Layout region records
........

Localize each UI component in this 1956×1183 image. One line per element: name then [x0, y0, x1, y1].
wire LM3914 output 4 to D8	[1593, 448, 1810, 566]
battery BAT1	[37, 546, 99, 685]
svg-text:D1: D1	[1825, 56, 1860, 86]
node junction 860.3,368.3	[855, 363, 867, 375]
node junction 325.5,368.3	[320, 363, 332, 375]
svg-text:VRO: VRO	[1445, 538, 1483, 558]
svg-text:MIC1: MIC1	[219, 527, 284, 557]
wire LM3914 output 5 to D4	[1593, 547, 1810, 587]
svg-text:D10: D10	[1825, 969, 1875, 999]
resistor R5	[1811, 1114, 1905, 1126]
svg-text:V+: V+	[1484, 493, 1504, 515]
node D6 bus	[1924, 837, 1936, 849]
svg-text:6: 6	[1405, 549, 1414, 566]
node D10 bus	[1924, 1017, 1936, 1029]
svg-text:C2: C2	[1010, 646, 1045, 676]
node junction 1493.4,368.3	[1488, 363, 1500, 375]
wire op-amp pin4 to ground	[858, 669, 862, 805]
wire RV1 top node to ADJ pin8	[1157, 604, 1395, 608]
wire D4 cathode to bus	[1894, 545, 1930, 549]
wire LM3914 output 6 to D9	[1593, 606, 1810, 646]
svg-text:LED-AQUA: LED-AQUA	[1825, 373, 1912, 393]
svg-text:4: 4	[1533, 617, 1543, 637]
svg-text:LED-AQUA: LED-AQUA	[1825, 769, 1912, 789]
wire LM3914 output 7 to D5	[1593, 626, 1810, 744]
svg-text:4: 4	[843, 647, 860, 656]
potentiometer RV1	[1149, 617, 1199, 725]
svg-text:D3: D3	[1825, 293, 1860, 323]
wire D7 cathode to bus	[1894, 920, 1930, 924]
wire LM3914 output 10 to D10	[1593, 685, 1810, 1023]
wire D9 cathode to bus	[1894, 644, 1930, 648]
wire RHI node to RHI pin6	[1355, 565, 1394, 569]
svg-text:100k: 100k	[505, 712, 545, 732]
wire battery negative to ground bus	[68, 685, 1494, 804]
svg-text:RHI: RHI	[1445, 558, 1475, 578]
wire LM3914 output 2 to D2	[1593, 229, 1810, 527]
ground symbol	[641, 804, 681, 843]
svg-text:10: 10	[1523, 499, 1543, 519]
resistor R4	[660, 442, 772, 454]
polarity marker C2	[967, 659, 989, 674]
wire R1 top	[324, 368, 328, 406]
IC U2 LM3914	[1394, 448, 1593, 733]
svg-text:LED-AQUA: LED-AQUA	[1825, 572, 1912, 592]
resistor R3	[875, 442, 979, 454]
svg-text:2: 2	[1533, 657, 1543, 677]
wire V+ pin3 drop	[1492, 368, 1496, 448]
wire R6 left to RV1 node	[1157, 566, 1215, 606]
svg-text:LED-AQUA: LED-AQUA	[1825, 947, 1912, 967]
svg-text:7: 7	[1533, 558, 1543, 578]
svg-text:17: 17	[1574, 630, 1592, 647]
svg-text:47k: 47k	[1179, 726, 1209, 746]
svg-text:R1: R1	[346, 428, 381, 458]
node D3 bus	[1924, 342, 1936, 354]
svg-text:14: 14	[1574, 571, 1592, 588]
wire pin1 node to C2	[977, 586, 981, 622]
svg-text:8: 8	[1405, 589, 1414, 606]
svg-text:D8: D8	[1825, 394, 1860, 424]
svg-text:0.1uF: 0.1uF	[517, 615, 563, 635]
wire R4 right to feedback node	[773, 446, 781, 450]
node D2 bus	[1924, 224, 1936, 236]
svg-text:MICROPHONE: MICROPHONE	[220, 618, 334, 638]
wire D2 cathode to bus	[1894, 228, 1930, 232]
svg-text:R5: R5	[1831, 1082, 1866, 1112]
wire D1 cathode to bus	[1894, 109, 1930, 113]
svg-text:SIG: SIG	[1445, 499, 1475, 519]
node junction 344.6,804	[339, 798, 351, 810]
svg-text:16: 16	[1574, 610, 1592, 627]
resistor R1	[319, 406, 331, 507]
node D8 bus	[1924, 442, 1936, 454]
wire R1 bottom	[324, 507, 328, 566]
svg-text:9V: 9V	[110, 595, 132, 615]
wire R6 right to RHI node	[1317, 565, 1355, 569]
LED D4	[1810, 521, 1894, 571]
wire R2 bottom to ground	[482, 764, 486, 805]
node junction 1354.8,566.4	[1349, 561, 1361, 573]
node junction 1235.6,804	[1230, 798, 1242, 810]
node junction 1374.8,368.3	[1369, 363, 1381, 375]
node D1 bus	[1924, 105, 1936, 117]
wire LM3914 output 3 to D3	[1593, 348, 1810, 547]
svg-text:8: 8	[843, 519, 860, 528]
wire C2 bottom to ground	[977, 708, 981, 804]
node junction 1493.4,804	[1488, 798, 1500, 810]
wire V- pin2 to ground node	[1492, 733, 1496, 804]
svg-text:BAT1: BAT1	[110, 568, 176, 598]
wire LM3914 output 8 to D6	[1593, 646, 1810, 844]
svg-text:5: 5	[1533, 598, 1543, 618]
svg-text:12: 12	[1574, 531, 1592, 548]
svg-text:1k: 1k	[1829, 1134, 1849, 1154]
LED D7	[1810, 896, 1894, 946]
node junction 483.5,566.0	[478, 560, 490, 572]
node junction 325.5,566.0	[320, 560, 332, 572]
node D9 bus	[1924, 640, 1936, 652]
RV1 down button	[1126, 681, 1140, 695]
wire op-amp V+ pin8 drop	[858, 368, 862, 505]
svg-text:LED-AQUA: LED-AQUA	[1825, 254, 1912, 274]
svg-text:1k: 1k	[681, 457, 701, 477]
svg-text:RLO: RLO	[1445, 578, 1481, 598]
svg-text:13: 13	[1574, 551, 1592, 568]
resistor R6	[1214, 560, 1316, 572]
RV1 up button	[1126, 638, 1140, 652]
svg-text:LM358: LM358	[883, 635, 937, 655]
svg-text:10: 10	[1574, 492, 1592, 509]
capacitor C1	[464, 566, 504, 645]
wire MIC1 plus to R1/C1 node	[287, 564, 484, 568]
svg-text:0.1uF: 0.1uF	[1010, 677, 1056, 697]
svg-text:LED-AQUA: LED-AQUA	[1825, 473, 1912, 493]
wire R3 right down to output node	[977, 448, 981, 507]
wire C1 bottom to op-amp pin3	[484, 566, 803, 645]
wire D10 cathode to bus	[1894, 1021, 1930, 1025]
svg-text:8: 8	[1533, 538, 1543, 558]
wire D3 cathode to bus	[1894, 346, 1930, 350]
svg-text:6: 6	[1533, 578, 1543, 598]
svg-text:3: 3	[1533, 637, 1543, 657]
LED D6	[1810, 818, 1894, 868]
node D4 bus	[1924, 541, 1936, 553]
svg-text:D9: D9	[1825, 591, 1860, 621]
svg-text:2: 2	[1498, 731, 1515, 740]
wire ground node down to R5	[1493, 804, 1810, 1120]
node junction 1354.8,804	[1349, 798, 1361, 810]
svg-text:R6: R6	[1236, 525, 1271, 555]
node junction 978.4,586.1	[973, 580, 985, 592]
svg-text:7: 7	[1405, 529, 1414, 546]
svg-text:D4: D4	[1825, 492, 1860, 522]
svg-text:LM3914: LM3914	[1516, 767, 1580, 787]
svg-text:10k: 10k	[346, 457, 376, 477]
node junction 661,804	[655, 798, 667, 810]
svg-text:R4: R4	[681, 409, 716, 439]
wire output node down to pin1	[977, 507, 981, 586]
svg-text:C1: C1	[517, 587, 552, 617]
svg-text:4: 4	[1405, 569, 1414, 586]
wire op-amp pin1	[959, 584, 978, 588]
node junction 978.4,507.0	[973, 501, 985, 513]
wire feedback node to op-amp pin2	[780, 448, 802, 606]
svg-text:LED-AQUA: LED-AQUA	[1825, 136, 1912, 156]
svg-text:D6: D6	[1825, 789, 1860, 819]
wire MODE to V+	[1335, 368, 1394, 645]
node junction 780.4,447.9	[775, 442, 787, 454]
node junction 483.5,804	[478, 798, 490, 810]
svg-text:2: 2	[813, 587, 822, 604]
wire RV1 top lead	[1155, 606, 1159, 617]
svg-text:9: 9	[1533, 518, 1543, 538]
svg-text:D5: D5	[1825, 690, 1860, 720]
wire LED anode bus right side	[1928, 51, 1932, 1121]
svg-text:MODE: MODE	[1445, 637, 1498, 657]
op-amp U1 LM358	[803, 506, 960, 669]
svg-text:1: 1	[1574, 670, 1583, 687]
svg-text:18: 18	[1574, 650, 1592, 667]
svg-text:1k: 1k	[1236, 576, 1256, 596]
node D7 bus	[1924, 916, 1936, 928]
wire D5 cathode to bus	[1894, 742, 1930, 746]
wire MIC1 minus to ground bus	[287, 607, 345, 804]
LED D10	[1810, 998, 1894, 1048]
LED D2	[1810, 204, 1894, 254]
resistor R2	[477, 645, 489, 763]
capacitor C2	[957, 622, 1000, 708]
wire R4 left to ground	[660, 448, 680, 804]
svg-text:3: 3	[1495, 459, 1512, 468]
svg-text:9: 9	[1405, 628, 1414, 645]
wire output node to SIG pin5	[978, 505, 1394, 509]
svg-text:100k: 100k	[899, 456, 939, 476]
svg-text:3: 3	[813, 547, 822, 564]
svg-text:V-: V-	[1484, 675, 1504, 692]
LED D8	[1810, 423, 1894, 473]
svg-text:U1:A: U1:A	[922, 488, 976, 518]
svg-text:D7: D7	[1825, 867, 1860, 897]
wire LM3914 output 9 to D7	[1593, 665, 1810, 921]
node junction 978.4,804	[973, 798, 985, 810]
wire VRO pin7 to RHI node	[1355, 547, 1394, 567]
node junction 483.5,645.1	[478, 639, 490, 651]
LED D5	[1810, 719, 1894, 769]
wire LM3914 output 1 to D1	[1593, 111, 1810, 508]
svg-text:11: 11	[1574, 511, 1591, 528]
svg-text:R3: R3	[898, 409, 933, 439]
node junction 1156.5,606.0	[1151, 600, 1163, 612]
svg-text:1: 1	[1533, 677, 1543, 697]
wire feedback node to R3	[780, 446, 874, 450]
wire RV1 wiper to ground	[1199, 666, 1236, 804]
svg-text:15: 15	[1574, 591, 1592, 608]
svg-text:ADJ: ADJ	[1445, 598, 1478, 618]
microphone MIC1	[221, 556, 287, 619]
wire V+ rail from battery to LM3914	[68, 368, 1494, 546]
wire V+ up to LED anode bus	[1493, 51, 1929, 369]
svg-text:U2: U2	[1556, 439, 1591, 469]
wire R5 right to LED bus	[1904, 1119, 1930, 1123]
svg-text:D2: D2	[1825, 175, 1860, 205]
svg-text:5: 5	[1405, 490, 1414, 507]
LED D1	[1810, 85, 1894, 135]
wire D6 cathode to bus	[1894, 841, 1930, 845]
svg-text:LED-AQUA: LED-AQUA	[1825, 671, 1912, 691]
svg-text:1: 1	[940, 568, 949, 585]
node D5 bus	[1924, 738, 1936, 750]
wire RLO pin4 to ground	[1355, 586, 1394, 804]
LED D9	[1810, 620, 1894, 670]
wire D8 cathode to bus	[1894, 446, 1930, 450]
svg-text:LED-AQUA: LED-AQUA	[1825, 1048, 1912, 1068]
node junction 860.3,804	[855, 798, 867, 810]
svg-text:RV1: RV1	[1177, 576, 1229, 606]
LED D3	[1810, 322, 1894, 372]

........

■ Task brief:
Extract, verbatim, the items from the start of the records through the line containing "363, 867, 375]", with that line included.

■ Final result:
Localize each UI component in this 1956×1183 image. One line per element: name then [x0, y0, x1, y1].
wire LM3914 output 4 to D8	[1593, 448, 1810, 566]
battery BAT1	[37, 546, 99, 685]
svg-text:D1: D1	[1825, 56, 1860, 86]
node junction 860.3,368.3	[855, 363, 867, 375]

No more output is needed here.